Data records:
★ ★ ★ ★ ★

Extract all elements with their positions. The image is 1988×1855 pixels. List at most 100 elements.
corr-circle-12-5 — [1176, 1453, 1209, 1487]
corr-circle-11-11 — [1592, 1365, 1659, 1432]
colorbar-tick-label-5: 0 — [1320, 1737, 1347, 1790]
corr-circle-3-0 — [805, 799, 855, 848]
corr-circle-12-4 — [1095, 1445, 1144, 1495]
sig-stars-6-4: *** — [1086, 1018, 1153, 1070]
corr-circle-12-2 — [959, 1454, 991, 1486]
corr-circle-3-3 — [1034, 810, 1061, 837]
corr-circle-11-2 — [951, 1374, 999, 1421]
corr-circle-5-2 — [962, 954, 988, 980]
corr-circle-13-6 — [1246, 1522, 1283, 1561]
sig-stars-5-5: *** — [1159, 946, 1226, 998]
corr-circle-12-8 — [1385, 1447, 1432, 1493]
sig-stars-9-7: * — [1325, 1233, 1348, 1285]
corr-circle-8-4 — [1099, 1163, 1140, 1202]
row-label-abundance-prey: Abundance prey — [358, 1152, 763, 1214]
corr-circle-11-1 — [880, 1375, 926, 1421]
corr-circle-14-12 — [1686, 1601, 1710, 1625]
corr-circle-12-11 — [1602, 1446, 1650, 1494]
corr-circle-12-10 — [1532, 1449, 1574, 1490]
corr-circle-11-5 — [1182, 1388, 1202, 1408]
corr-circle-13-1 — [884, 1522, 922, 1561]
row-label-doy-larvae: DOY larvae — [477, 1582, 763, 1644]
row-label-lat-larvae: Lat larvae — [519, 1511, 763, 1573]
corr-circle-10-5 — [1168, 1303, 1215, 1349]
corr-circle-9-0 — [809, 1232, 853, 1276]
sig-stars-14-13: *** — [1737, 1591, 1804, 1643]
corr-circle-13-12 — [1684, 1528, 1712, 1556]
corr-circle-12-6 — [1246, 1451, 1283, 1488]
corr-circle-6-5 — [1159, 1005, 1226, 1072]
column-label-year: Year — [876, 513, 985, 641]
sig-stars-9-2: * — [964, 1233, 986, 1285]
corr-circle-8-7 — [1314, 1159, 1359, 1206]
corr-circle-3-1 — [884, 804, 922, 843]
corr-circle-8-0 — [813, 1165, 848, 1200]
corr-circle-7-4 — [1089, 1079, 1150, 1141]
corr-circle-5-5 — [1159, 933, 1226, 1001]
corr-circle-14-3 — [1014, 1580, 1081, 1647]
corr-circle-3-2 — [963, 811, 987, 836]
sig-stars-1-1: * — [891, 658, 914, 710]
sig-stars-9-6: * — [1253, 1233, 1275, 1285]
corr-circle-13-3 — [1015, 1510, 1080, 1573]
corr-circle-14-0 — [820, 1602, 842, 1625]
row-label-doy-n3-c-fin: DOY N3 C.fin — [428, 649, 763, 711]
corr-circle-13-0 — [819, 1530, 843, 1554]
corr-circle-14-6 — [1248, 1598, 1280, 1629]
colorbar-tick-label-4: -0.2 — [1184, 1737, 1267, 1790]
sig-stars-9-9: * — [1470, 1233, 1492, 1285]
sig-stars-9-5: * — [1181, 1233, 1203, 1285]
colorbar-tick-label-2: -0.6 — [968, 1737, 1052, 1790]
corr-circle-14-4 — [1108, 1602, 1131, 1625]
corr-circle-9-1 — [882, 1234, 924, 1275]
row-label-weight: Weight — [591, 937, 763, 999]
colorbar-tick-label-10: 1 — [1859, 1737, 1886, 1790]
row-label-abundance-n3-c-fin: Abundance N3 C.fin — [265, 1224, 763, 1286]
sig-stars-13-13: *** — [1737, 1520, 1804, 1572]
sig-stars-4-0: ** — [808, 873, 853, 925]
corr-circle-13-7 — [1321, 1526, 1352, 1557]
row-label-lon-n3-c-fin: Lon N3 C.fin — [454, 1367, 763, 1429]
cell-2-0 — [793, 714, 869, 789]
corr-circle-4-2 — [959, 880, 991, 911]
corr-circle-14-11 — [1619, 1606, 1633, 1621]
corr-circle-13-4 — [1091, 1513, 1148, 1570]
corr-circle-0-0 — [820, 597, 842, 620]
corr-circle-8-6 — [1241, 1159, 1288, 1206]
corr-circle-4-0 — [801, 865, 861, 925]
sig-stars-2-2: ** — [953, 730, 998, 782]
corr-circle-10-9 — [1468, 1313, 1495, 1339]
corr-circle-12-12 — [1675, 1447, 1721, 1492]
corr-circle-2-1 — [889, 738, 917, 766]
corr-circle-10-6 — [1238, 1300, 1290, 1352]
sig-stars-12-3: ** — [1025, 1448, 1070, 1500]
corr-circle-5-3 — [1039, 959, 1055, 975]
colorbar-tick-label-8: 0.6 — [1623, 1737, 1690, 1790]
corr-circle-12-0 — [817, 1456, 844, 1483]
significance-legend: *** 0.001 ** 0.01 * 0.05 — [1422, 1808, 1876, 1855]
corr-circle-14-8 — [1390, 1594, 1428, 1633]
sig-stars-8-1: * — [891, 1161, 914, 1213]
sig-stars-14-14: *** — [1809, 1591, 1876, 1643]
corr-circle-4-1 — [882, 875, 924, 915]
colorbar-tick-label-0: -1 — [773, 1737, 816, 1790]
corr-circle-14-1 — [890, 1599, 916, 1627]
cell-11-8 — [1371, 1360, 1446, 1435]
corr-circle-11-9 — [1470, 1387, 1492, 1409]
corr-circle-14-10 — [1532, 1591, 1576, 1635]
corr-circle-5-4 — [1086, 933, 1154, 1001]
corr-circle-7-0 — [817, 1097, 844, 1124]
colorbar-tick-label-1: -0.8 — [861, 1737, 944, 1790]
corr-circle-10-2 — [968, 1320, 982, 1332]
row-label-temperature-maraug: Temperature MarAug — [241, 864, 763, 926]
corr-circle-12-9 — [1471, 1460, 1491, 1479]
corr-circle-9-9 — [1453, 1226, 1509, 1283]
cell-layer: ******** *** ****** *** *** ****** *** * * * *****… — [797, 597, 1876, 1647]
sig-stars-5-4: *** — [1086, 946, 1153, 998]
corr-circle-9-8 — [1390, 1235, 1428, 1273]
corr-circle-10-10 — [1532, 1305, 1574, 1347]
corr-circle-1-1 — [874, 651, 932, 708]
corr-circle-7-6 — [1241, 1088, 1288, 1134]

★ ★ ★ ★ ★

▶ [Short task]
Please reproduce every line of the records above, keeping each one the same as shown.

▶ [Result for this exercise]
Extract all elements with their positions. The image is 1988×1855 pixels. List at most 100 elements.
corr-circle-12-5 — [1176, 1453, 1209, 1487]
corr-circle-11-11 — [1592, 1365, 1659, 1432]
colorbar-tick-label-5: 0 — [1320, 1737, 1347, 1790]
corr-circle-3-0 — [805, 799, 855, 848]
corr-circle-12-4 — [1095, 1445, 1144, 1495]
sig-stars-6-4: *** — [1086, 1018, 1153, 1070]
corr-circle-12-2 — [959, 1454, 991, 1486]
corr-circle-3-3 — [1034, 810, 1061, 837]
corr-circle-11-2 — [951, 1374, 999, 1421]
corr-circle-5-2 — [962, 954, 988, 980]
corr-circle-13-6 — [1246, 1522, 1283, 1561]
sig-stars-5-5: *** — [1159, 946, 1226, 998]
corr-circle-12-8 — [1385, 1447, 1432, 1493]
sig-stars-9-7: * — [1325, 1233, 1348, 1285]
corr-circle-8-4 — [1099, 1163, 1140, 1202]
row-label-abundance-prey: Abundance prey — [358, 1152, 763, 1214]
corr-circle-11-1 — [880, 1375, 926, 1421]
corr-circle-14-12 — [1686, 1601, 1710, 1625]
corr-circle-12-11 — [1602, 1446, 1650, 1494]
corr-circle-12-10 — [1532, 1449, 1574, 1490]
corr-circle-11-5 — [1182, 1388, 1202, 1408]
corr-circle-13-1 — [884, 1522, 922, 1561]
row-label-doy-larvae: DOY larvae — [477, 1582, 763, 1644]
row-label-lat-larvae: Lat larvae — [519, 1511, 763, 1573]
corr-circle-10-5 — [1168, 1303, 1215, 1349]
corr-circle-9-0 — [809, 1232, 853, 1276]
sig-stars-14-13: *** — [1737, 1591, 1804, 1643]
corr-circle-13-12 — [1684, 1528, 1712, 1556]
corr-circle-12-6 — [1246, 1451, 1283, 1488]
corr-circle-6-5 — [1159, 1005, 1226, 1072]
column-label-year: Year — [876, 513, 985, 641]
sig-stars-9-2: * — [964, 1233, 986, 1285]
corr-circle-8-7 — [1314, 1159, 1359, 1206]
corr-circle-3-1 — [884, 804, 922, 843]
corr-circle-8-0 — [813, 1165, 848, 1200]
corr-circle-7-4 — [1089, 1079, 1150, 1141]
corr-circle-5-5 — [1159, 933, 1226, 1001]
corr-circle-14-3 — [1014, 1580, 1081, 1647]
corr-circle-3-2 — [963, 811, 987, 836]
sig-stars-1-1: * — [891, 658, 914, 710]
sig-stars-9-6: * — [1253, 1233, 1275, 1285]
corr-circle-13-3 — [1015, 1510, 1080, 1573]
corr-circle-14-0 — [820, 1602, 842, 1625]
row-label-doy-n3-c-fin: DOY N3 C.fin — [428, 649, 763, 711]
corr-circle-13-0 — [819, 1530, 843, 1554]
corr-circle-14-6 — [1248, 1598, 1280, 1629]
colorbar-tick-label-4: -0.2 — [1184, 1737, 1267, 1790]
sig-stars-9-9: * — [1470, 1233, 1492, 1285]
sig-stars-9-5: * — [1181, 1233, 1203, 1285]
colorbar-tick-label-2: -0.6 — [968, 1737, 1052, 1790]
corr-circle-14-4 — [1108, 1602, 1131, 1625]
corr-circle-9-1 — [882, 1234, 924, 1275]
row-label-weight: Weight — [591, 937, 763, 999]
colorbar-tick-label-10: 1 — [1859, 1737, 1886, 1790]
row-label-abundance-n3-c-fin: Abundance N3 C.fin — [265, 1224, 763, 1286]
sig-stars-13-13: *** — [1737, 1520, 1804, 1572]
sig-stars-4-0: ** — [808, 873, 853, 925]
corr-circle-13-7 — [1321, 1526, 1352, 1557]
row-label-lon-n3-c-fin: Lon N3 C.fin — [454, 1367, 763, 1429]
cell-2-0 — [793, 714, 869, 789]
corr-circle-4-2 — [959, 880, 991, 911]
corr-circle-14-11 — [1619, 1606, 1633, 1621]
corr-circle-13-4 — [1091, 1513, 1148, 1570]
corr-circle-0-0 — [820, 597, 842, 620]
corr-circle-8-6 — [1241, 1159, 1288, 1206]
corr-circle-4-0 — [801, 865, 861, 925]
sig-stars-2-2: ** — [953, 730, 998, 782]
corr-circle-10-9 — [1468, 1313, 1495, 1339]
corr-circle-12-12 — [1675, 1447, 1721, 1492]
corr-circle-2-1 — [889, 738, 917, 766]
corr-circle-10-6 — [1238, 1300, 1290, 1352]
sig-stars-12-3: ** — [1025, 1448, 1070, 1500]
corr-circle-5-3 — [1039, 959, 1055, 975]
colorbar-tick-label-8: 0.6 — [1623, 1737, 1690, 1790]
corr-circle-12-0 — [817, 1456, 844, 1483]
significance-legend: *** 0.001 ** 0.01 * 0.05 — [1422, 1808, 1876, 1855]
corr-circle-14-8 — [1390, 1594, 1428, 1633]
sig-stars-8-1: * — [891, 1161, 914, 1213]
sig-stars-14-14: *** — [1809, 1591, 1876, 1643]
corr-circle-4-1 — [882, 875, 924, 915]
colorbar-tick-label-0: -1 — [773, 1737, 816, 1790]
corr-circle-14-1 — [890, 1599, 916, 1627]
cell-11-8 — [1371, 1360, 1446, 1435]
corr-circle-11-9 — [1470, 1387, 1492, 1409]
corr-circle-14-10 — [1532, 1591, 1576, 1635]
corr-circle-5-4 — [1086, 933, 1154, 1001]
corr-circle-7-0 — [817, 1097, 844, 1124]
colorbar-tick-label-1: -0.8 — [861, 1737, 944, 1790]
corr-circle-10-2 — [968, 1320, 982, 1332]
row-label-temperature-maraug: Temperature MarAug — [241, 864, 763, 926]
corr-circle-12-9 — [1471, 1460, 1491, 1479]
corr-circle-9-9 — [1453, 1226, 1509, 1283]
cell-layer: ******** *** ****** *** *** ****** *** * * * *****… — [797, 597, 1876, 1647]
sig-stars-5-4: *** — [1086, 946, 1153, 998]
corr-circle-9-8 — [1390, 1235, 1428, 1273]
corr-circle-10-10 — [1532, 1305, 1574, 1347]
corr-circle-1-1 — [874, 651, 932, 708]
corr-circle-7-6 — [1241, 1088, 1288, 1134]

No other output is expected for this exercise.